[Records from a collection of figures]
- - - -

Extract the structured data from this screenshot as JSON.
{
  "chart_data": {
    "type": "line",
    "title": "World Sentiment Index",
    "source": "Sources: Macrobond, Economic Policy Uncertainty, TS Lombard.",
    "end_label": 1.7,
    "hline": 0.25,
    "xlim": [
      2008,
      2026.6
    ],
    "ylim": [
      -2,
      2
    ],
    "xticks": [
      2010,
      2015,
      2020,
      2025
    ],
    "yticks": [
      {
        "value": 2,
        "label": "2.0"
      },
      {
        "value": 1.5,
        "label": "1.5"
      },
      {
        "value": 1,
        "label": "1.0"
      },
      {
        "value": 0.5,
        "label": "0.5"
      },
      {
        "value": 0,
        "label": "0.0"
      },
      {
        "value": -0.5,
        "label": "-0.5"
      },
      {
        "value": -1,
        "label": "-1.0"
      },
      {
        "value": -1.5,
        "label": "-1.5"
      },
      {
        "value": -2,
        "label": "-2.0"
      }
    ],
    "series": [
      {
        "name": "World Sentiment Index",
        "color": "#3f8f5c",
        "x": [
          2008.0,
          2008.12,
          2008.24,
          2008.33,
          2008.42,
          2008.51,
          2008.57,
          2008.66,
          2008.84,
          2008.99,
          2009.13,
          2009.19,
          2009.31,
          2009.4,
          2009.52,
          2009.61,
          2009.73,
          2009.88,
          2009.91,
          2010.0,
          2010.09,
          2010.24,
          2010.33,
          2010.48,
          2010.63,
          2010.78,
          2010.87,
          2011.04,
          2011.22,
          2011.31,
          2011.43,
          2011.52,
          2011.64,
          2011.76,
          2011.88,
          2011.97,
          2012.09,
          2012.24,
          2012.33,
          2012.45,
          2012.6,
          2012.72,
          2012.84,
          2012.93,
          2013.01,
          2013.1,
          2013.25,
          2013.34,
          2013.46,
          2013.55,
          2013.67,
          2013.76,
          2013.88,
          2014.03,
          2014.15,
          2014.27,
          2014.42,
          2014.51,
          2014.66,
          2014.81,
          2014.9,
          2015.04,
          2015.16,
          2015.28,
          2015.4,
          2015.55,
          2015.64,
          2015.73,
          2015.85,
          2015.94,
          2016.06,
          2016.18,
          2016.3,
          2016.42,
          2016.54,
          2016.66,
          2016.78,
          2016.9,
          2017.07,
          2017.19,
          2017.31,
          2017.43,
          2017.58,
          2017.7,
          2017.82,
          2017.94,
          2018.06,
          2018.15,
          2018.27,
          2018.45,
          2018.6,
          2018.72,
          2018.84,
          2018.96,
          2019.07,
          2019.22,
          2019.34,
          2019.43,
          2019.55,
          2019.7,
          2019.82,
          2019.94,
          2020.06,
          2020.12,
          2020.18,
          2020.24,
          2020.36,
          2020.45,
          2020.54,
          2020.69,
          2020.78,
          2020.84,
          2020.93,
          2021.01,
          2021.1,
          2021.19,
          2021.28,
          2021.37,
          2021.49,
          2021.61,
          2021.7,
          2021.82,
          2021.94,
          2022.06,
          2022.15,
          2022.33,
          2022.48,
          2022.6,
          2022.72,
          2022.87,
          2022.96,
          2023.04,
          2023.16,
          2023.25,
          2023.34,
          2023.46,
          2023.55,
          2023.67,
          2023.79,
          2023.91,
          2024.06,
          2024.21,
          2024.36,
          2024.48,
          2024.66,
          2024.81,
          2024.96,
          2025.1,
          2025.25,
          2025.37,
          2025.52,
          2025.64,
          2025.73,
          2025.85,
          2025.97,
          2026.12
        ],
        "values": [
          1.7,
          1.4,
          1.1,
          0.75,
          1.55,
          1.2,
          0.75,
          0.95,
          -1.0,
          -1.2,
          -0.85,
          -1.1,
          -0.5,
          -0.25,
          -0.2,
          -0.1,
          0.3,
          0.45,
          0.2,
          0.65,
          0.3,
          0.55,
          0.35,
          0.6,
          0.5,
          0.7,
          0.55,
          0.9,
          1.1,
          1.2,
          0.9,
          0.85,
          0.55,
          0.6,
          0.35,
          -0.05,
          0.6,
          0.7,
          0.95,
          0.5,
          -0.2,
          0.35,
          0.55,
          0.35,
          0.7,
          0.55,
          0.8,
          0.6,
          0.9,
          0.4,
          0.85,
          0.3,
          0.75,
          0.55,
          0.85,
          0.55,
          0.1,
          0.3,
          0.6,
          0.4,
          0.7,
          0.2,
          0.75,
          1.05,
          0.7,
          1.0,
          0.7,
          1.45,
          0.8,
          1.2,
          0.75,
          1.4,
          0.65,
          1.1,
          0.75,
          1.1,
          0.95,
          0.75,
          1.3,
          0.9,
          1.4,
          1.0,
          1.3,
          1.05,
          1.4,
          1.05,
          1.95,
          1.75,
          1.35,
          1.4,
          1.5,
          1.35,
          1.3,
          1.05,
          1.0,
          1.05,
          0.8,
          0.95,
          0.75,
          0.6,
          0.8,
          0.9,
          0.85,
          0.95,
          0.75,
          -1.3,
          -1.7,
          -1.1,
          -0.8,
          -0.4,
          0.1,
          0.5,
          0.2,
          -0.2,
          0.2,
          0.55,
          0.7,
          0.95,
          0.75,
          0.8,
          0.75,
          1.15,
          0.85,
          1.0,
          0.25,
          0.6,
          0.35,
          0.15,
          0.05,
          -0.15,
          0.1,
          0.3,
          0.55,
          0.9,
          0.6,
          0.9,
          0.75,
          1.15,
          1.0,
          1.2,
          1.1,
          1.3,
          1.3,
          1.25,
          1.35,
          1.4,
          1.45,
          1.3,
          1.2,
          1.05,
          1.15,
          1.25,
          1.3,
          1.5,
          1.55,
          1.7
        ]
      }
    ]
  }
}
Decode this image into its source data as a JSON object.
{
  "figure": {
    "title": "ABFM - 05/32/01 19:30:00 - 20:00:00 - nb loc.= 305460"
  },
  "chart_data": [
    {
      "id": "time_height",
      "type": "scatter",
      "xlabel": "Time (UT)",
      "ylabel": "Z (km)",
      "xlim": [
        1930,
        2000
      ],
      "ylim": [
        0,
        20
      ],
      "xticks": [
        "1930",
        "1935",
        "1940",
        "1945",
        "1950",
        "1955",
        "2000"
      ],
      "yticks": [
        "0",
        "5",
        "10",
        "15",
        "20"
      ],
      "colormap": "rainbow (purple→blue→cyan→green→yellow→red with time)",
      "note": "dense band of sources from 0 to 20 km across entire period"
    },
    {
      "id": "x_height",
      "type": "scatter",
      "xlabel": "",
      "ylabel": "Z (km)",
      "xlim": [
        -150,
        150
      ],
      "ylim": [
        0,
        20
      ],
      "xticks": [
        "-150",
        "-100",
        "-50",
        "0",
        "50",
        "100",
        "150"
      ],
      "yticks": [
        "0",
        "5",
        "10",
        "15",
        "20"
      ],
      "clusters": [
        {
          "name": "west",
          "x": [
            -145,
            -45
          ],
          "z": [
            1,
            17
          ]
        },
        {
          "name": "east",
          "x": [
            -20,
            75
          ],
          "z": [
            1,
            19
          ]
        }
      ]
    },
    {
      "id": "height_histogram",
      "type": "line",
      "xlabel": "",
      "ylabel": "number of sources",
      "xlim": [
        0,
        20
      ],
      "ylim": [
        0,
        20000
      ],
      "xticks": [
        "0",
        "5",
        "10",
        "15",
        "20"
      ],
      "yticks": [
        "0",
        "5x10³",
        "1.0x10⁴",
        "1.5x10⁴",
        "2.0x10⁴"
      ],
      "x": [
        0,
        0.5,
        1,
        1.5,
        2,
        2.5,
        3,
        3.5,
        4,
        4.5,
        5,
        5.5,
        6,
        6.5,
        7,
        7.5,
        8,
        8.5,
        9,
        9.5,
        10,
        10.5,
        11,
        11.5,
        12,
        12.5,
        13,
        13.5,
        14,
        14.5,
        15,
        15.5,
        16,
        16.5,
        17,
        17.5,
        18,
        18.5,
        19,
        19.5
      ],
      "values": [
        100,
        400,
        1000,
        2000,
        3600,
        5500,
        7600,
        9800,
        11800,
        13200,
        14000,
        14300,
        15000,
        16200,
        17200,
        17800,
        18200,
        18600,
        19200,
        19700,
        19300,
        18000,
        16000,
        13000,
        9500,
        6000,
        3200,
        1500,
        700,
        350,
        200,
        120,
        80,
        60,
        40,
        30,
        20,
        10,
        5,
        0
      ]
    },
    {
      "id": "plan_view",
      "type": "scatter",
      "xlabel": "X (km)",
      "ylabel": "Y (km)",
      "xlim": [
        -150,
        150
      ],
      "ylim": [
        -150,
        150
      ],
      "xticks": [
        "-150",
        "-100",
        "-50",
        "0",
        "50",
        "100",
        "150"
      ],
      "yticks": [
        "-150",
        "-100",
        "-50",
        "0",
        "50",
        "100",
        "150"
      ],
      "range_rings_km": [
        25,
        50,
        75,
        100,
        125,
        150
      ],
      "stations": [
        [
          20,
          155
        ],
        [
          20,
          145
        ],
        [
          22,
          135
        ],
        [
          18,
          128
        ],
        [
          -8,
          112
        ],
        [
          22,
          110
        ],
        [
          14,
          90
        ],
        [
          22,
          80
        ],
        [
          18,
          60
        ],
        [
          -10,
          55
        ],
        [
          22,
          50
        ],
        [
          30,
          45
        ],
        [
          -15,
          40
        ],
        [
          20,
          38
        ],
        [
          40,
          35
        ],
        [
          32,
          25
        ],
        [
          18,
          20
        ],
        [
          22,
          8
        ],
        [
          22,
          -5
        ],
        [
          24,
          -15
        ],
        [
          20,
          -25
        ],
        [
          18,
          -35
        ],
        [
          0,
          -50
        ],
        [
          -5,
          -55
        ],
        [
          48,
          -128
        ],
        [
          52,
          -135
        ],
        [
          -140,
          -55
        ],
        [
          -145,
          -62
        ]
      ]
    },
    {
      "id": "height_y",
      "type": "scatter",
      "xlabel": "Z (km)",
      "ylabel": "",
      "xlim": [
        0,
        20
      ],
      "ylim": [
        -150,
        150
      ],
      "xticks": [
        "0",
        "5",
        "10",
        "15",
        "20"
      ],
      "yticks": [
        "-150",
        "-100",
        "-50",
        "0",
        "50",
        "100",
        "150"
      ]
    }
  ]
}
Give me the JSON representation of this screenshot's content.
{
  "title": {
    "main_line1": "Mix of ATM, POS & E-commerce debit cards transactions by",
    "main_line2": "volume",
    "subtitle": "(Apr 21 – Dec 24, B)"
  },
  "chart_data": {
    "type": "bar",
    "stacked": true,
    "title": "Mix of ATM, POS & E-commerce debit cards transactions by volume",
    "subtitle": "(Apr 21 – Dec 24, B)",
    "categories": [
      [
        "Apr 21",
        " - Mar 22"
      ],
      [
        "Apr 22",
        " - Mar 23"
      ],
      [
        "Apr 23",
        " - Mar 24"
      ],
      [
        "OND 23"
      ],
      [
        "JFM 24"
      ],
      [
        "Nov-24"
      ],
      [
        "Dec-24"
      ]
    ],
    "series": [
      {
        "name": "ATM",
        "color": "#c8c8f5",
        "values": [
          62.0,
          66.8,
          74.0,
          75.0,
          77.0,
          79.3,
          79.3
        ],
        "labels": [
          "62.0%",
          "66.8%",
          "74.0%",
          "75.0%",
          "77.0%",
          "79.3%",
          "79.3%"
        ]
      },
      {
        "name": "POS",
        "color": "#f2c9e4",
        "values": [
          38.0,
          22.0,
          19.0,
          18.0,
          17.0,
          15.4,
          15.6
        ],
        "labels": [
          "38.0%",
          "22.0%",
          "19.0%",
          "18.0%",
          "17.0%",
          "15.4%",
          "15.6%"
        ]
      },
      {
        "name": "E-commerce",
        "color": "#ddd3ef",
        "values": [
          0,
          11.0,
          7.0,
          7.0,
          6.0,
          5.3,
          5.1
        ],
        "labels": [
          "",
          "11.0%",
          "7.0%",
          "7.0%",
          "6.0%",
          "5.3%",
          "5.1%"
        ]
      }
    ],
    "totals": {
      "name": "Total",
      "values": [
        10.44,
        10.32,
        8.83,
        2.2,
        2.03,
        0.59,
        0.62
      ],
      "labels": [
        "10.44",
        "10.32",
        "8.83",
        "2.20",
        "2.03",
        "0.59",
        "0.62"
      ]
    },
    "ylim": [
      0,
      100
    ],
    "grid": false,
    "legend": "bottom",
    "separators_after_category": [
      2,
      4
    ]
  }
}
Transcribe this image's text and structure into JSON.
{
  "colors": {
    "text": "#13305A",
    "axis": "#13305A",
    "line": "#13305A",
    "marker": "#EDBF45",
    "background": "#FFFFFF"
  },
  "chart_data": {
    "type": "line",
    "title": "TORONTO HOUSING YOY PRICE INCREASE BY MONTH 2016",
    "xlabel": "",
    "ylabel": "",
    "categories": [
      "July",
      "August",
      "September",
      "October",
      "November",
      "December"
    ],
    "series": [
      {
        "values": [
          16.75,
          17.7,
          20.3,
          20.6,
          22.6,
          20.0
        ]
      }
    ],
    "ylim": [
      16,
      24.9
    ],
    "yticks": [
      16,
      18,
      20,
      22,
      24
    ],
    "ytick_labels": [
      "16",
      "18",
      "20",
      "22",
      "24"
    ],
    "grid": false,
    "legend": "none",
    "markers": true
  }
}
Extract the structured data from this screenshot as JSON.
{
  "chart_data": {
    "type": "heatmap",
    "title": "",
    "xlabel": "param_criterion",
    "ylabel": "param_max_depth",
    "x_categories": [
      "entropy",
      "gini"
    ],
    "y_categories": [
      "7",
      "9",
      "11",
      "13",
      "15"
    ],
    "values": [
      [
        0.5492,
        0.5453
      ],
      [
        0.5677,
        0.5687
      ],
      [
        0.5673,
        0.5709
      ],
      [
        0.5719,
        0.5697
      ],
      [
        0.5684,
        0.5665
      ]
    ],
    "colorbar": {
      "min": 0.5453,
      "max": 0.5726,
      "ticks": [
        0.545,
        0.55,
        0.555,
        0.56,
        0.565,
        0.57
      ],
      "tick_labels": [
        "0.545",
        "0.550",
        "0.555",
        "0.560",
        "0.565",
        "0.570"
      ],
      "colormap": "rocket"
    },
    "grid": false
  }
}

- - - -

■ **Task to carry out**
In the entries above, find each line with the word "volume" and copy it.

■ **Finished answer**
    "main_line2": "volume",
    "title": "Mix of ATM, POS & E-commerce debit cards transactions by volume",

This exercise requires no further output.